> **What needs to be done**
Reproduce the entries word for word, and omit any picture you find in them.

> **Listed entries**

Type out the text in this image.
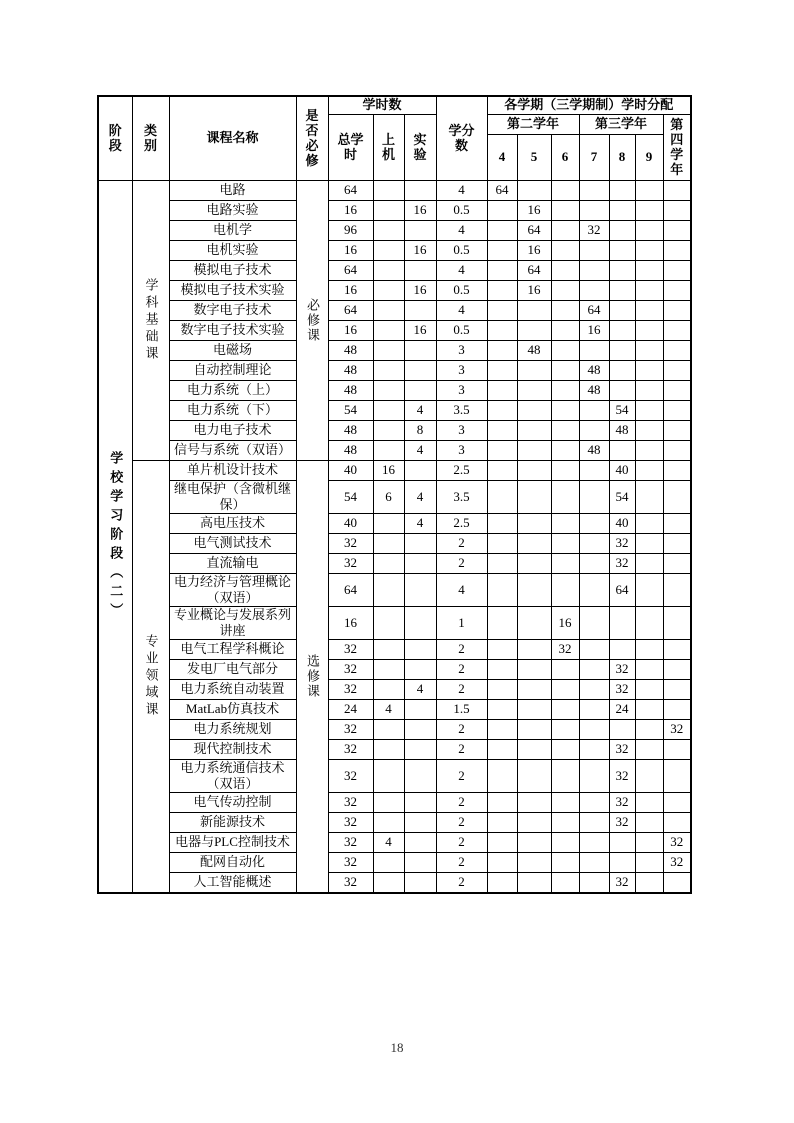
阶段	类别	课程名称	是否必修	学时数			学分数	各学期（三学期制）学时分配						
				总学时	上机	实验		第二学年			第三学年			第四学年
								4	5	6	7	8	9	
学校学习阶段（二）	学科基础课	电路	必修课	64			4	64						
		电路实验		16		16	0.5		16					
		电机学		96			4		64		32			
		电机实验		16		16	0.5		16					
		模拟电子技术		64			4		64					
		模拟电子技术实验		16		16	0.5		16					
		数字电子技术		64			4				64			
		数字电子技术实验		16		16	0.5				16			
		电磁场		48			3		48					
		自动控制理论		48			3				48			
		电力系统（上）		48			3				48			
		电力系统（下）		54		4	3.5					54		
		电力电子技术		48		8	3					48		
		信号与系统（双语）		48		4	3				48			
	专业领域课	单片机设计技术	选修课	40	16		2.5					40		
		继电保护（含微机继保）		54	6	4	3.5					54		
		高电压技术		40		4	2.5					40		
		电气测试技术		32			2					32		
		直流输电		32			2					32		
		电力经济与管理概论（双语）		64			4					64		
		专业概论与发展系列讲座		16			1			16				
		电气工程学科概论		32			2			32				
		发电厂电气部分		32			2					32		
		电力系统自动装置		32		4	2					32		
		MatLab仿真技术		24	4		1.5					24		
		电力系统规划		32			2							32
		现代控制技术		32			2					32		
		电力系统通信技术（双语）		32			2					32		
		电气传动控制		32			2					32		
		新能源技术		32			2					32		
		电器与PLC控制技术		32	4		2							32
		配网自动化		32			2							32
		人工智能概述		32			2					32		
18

> **Output of the exercise**
Type out the text in this image.
阶段	类别	课程名称	是否必修	学时数			学分数	各学期（三学期制）学时分配						
				总学时	上机	实验		第二学年			第三学年			第四学年
								4	5	6	7	8	9	
学校学习阶段（二）	学科基础课	电路	必修课	64			4	64						
		电路实验		16		16	0.5		16					
		电机学		96			4		64		32			
		电机实验		16		16	0.5		16					
		模拟电子技术		64			4		64					
		模拟电子技术实验		16		16	0.5		16					
		数字电子技术		64			4				64			
		数字电子技术实验		16		16	0.5				16			
		电磁场		48			3		48					
		自动控制理论		48			3				48			
		电力系统（上）		48			3				48			
		电力系统（下）		54		4	3.5					54		
		电力电子技术		48		8	3					48		
		信号与系统（双语）		48		4	3				48			
	专业领域课	单片机设计技术	选修课	40	16		2.5					40		
		继电保护（含微机继保）		54	6	4	3.5					54		
		高电压技术		40		4	2.5					40		
		电气测试技术		32			2					32		
		直流输电		32			2					32		
		电力经济与管理概论（双语）		64			4					64		
		专业概论与发展系列讲座		16			1			16				
		电气工程学科概论		32			2			32				
		发电厂电气部分		32			2					32		
		电力系统自动装置		32		4	2					32		
		MatLab仿真技术		24	4		1.5					24		
		电力系统规划		32			2							32
		现代控制技术		32			2					32		
		电力系统通信技术（双语）		32			2					32		
		电气传动控制		32			2					32		
		新能源技术		32			2					32		
		电器与PLC控制技术		32	4		2							32
		配网自动化		32			2							32
		人工智能概述		32			2					32		
18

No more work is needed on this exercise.